Problem details:
Extract each line containing the string "page".

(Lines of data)
============================================================
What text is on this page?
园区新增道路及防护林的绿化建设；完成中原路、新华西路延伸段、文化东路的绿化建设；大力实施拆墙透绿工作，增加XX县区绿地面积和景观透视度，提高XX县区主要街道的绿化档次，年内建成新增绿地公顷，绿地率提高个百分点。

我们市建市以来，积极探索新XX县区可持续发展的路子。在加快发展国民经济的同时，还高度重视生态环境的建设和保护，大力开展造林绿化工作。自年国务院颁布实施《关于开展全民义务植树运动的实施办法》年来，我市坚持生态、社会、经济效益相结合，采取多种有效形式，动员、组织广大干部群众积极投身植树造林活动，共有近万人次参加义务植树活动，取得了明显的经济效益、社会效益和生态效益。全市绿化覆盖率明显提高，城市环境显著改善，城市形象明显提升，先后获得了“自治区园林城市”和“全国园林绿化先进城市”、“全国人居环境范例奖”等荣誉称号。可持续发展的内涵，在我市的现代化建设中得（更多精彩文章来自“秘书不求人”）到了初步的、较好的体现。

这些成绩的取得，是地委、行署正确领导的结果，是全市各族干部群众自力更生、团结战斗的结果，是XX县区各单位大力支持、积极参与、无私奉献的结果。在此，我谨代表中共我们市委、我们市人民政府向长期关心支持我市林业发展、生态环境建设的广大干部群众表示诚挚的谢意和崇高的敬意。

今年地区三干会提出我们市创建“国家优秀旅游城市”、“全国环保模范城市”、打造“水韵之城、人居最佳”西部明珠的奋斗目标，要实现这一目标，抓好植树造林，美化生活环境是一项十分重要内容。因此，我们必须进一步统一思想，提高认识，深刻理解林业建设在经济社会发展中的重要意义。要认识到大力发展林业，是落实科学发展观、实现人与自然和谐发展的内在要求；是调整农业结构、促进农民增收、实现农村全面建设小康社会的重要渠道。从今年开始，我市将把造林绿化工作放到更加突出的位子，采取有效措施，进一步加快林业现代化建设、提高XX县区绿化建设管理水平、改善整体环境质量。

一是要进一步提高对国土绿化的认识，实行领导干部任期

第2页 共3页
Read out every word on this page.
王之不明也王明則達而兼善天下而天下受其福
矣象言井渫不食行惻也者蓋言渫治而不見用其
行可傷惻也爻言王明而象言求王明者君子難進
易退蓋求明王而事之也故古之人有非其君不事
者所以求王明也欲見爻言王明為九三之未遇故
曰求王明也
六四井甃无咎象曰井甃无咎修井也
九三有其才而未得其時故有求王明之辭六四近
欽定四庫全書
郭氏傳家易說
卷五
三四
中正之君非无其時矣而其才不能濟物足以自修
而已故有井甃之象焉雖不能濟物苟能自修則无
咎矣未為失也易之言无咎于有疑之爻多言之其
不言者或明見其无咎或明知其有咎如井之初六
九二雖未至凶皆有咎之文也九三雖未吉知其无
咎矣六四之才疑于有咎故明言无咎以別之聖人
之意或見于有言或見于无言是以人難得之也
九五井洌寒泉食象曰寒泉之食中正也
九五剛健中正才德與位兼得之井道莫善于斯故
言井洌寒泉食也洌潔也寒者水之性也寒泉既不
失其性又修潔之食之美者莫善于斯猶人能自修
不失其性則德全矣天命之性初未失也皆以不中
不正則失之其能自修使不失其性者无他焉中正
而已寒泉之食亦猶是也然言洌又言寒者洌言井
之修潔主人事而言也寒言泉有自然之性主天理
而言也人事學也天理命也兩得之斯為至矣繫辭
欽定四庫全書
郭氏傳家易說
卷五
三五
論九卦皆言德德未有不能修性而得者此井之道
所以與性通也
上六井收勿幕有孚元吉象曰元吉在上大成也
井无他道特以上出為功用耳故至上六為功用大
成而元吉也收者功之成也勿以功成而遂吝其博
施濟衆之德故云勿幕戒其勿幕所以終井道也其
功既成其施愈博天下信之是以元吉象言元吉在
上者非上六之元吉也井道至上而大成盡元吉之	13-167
============================================================
The answer:
What text is on this page?
Read out every word on this page.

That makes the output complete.